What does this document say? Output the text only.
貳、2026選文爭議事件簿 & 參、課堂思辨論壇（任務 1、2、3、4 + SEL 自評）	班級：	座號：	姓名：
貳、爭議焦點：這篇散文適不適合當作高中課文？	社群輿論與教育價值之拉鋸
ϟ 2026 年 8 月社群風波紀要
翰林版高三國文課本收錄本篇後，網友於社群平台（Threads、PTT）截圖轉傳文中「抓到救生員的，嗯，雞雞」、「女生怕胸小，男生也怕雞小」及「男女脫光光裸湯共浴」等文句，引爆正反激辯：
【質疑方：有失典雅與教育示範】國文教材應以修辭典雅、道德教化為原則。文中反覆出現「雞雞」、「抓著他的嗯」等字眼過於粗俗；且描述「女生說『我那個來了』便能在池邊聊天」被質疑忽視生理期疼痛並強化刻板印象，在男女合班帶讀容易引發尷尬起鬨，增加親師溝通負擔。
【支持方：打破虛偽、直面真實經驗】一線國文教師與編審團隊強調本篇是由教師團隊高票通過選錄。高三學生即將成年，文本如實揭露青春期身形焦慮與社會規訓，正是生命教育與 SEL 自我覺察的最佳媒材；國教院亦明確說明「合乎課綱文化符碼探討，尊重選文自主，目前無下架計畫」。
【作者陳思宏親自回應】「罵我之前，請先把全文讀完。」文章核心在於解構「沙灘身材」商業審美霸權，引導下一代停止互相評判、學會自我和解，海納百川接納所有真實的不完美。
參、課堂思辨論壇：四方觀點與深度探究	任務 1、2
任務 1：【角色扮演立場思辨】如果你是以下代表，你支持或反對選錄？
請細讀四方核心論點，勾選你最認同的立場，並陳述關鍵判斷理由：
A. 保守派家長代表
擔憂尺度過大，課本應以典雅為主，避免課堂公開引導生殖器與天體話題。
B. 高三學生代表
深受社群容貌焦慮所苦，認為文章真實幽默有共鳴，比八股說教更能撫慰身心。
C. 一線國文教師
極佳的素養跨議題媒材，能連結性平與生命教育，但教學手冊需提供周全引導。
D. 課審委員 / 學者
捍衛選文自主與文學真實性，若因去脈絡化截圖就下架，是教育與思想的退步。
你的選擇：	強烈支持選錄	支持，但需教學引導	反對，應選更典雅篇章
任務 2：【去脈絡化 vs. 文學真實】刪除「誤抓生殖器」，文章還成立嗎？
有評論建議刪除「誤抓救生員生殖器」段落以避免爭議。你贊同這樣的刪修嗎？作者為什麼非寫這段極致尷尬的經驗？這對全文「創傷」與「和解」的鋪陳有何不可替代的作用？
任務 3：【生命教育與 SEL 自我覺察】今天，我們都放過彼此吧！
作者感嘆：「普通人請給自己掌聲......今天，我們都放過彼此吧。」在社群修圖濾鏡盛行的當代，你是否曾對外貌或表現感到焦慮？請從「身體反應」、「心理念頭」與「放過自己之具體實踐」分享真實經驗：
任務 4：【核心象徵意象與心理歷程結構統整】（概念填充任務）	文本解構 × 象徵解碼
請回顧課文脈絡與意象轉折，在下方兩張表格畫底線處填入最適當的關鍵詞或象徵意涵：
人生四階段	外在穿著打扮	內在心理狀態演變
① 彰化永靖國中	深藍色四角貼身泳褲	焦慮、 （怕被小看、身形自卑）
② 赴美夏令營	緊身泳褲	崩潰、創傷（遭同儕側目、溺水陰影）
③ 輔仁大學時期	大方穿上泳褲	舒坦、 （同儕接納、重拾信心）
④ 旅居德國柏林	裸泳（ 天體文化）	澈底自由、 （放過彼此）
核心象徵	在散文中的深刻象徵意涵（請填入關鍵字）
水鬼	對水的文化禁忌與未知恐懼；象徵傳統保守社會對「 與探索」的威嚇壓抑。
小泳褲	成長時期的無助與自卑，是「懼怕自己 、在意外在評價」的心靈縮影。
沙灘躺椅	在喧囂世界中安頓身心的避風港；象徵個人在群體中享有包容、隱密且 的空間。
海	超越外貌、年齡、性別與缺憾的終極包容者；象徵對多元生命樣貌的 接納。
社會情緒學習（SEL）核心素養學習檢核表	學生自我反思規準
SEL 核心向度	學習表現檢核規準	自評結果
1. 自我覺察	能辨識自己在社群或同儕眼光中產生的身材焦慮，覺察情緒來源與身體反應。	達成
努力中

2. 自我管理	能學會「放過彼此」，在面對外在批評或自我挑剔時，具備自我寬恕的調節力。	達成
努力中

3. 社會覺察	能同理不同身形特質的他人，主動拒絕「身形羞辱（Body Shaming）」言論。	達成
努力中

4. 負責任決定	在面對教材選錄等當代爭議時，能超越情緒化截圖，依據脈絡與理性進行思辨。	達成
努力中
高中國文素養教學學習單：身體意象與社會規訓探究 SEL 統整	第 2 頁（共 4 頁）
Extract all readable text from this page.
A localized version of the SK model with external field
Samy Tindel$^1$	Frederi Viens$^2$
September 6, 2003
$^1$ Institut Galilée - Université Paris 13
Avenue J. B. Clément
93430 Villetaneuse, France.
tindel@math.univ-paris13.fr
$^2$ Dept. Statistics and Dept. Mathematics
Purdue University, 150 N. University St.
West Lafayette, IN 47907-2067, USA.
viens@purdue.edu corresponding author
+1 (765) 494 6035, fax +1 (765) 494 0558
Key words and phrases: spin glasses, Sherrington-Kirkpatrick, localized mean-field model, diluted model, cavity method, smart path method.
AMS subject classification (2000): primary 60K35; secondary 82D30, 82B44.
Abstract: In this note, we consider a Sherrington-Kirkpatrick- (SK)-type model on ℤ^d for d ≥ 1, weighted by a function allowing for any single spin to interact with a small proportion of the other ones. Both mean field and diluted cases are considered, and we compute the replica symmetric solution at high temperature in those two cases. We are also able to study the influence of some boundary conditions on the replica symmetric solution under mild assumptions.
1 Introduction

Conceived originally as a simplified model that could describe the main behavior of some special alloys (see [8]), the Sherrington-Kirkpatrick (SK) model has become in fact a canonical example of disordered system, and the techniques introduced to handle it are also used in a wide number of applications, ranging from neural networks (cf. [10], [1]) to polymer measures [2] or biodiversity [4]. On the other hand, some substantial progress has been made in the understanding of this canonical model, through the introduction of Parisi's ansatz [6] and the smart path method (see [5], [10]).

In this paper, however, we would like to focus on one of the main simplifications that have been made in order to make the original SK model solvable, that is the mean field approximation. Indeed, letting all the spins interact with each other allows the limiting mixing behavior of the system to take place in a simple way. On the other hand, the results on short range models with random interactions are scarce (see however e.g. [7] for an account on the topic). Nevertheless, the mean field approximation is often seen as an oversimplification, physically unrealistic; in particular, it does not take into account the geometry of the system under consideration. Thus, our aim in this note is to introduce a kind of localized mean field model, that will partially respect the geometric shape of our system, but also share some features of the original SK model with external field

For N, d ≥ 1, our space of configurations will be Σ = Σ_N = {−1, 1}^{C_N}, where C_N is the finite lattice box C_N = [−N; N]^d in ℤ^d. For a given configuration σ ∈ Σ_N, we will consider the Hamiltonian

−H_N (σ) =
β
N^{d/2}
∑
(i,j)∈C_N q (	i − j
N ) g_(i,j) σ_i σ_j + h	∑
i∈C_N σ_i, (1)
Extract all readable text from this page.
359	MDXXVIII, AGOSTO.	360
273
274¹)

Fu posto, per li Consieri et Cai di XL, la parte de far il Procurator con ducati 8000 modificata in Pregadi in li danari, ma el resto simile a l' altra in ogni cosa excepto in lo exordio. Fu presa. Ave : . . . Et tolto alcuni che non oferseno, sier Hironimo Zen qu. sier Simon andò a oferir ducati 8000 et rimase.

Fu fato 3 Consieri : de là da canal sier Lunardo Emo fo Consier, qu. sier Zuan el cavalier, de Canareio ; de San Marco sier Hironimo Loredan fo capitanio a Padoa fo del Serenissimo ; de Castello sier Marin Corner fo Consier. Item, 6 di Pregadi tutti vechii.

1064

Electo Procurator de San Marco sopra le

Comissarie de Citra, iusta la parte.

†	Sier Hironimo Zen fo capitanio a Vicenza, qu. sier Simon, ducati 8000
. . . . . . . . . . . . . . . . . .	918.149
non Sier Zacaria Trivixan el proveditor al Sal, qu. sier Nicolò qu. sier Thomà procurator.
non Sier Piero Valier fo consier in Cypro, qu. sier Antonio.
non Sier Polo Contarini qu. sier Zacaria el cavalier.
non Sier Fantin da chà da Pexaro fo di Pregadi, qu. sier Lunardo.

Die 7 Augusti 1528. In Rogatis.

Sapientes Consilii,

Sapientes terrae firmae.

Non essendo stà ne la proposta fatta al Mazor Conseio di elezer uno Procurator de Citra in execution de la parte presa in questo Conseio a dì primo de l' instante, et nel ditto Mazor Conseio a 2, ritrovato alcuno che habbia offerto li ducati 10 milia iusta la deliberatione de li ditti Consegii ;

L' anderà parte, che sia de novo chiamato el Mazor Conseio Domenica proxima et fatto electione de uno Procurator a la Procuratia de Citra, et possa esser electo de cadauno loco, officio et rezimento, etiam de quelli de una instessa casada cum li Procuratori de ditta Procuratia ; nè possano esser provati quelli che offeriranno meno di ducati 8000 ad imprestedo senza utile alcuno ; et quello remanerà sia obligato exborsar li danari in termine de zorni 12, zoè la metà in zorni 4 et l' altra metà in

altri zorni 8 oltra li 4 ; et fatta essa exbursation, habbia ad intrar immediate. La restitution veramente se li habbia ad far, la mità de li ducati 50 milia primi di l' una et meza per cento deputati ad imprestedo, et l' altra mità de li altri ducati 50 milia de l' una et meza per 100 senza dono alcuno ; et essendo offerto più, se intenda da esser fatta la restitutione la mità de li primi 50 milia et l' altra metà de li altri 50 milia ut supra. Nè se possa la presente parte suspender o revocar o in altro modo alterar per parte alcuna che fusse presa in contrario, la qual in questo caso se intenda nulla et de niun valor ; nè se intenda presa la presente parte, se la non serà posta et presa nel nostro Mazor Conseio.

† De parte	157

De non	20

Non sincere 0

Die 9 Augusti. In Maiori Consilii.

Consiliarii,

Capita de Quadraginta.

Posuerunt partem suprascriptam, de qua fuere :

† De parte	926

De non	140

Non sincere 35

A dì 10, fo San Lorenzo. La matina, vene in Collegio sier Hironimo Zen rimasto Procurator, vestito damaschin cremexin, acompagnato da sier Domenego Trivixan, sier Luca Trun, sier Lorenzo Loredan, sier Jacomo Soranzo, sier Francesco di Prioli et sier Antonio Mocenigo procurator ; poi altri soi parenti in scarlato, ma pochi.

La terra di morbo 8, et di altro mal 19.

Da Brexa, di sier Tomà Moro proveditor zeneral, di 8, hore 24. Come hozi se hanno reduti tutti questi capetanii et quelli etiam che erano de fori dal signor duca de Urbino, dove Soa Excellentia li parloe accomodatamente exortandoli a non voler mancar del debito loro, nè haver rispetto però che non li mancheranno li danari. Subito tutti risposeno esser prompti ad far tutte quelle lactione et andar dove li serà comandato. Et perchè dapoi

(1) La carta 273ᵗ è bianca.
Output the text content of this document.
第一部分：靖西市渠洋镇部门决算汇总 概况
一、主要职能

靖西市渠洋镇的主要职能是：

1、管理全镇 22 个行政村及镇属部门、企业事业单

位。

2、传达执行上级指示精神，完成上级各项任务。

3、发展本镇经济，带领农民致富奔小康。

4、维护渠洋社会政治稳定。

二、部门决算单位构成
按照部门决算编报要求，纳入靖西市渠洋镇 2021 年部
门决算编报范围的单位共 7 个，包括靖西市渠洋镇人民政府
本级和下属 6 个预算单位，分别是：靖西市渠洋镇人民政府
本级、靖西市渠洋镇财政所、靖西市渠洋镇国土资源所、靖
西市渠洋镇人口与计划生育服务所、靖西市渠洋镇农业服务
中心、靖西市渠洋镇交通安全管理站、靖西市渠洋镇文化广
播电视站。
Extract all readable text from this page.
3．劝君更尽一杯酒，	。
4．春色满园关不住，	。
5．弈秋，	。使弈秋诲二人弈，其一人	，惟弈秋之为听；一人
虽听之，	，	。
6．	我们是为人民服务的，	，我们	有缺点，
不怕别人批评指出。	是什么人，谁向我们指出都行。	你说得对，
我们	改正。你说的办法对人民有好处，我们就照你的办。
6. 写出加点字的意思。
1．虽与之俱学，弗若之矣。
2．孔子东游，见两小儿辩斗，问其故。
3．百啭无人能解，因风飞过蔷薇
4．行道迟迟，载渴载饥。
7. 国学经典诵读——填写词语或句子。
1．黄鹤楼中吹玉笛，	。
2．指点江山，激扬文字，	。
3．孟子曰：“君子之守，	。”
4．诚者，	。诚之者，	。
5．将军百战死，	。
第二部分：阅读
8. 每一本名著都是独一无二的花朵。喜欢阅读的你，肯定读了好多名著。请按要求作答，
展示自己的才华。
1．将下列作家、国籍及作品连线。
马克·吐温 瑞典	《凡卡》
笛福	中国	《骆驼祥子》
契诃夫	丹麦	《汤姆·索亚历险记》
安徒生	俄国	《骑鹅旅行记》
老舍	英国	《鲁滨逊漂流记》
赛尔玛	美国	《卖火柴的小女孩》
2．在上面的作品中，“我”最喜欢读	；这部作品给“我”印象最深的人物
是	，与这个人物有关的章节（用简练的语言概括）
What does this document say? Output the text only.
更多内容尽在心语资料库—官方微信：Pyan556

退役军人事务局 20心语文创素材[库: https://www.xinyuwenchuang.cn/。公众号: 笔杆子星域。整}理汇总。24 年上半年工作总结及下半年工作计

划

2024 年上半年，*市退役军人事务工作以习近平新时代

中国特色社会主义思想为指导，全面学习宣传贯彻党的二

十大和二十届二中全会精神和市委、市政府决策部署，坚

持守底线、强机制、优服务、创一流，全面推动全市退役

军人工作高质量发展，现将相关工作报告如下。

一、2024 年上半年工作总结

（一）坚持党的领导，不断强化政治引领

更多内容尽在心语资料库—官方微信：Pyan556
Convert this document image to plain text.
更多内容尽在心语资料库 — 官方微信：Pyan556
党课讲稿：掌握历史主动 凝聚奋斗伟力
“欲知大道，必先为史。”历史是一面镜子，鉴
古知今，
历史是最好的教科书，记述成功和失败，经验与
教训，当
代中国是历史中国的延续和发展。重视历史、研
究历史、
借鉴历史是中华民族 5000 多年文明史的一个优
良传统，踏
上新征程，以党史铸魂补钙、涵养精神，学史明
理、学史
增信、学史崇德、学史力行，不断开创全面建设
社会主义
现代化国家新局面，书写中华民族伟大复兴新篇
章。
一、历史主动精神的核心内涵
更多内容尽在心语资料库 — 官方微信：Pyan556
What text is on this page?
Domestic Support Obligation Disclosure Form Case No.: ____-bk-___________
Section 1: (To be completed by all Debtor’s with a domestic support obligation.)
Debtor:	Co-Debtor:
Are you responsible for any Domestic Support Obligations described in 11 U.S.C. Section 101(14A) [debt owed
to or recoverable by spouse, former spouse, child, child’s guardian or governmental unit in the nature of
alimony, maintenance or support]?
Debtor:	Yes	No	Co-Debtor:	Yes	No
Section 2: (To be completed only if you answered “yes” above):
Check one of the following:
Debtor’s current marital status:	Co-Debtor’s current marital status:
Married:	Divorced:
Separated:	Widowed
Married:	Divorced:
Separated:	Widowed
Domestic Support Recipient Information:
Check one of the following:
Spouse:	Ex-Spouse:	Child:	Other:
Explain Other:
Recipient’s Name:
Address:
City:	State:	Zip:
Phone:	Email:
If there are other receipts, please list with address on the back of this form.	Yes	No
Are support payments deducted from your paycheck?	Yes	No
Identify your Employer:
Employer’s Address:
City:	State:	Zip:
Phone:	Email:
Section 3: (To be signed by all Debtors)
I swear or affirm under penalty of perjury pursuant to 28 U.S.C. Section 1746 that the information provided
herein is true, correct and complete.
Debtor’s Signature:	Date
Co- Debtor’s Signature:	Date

========================================

Copy all lines in the listing above where the string "also" appears.

**OUTPUT FOR THIS TASK**
Abstract: In this note, we consider a Sherrington-Kirkpatrick- (SK)-type model on ℤ^d for d ≥ 1, weighted by a function allowing for any single spin to interact with a small proportion of the other ones. Both mean field and diluted cases are considered, and we compute the replica symmetric solution at high temperature in those two cases. We are also able to study the influence of some boundary conditions on the replica symmetric solution under mild assumptions.
Conceived originally as a simplified model that could describe the main behavior of some special alloys (see [8]), the Sherrington-Kirkpatrick (SK) model has become in fact a canonical example of disordered system, and the techniques introduced to handle it are also used in a wide number of applications, ranging from neural networks (cf. [10], [1]) to polymer measures [2] or biodiversity [4]. On the other hand, some substantial progress has been made in the understanding of this canonical model, through the introduction of Parisi's ansatz [6] and the smart path method (see [5], [10]).
In this paper, however, we would like to focus on one of the main simplifications that have been made in order to make the original SK model solvable, that is the mean field approximation. Indeed, letting all the spins interact with each other allows the limiting mixing behavior of the system to take place in a simple way. On the other hand, the results on short range models with random interactions are scarce (see however e.g. [7] for an account on the topic). Nevertheless, the mean field approximation is often seen as an oversimplification, physically unrealistic; in particular, it does not take into account the geometry of the system under consideration. Thus, our aim in this note is to introduce a kind of localized mean field model, that will partially respect the geometric shape of our system, but also share some features of the original SK model with external field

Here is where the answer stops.